Stated problem → Gather all lines in the data that hold the string "name".

"""

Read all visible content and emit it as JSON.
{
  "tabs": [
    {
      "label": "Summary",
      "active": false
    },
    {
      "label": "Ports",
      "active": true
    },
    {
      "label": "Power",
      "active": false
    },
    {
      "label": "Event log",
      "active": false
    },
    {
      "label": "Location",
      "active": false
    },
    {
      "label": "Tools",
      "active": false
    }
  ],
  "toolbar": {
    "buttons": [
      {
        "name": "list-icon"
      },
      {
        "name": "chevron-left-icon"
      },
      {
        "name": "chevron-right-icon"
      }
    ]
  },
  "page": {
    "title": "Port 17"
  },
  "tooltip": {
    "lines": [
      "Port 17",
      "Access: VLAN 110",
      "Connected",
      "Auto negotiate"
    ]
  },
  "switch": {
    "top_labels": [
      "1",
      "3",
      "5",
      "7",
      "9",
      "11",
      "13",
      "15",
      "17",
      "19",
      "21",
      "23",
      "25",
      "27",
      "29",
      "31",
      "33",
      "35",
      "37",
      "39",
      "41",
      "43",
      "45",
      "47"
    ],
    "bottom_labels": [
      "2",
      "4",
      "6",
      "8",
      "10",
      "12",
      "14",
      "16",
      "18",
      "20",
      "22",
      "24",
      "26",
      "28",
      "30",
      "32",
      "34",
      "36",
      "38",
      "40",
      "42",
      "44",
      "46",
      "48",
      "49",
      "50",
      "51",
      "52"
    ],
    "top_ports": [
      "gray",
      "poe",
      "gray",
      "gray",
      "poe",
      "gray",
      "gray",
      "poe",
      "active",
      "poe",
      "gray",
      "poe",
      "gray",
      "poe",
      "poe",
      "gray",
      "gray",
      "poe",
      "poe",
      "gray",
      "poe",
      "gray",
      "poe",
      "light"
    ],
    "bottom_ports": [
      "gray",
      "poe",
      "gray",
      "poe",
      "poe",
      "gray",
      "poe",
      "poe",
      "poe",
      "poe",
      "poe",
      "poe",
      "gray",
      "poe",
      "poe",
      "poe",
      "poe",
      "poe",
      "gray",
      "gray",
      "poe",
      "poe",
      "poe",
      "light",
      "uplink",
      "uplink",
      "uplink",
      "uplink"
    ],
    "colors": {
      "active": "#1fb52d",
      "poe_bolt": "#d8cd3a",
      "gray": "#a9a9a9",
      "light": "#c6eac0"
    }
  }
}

"""

Output of the exercise →
        "name": "list-icon"
        "name": "chevron-left-icon"
        "name": "chevron-right-icon"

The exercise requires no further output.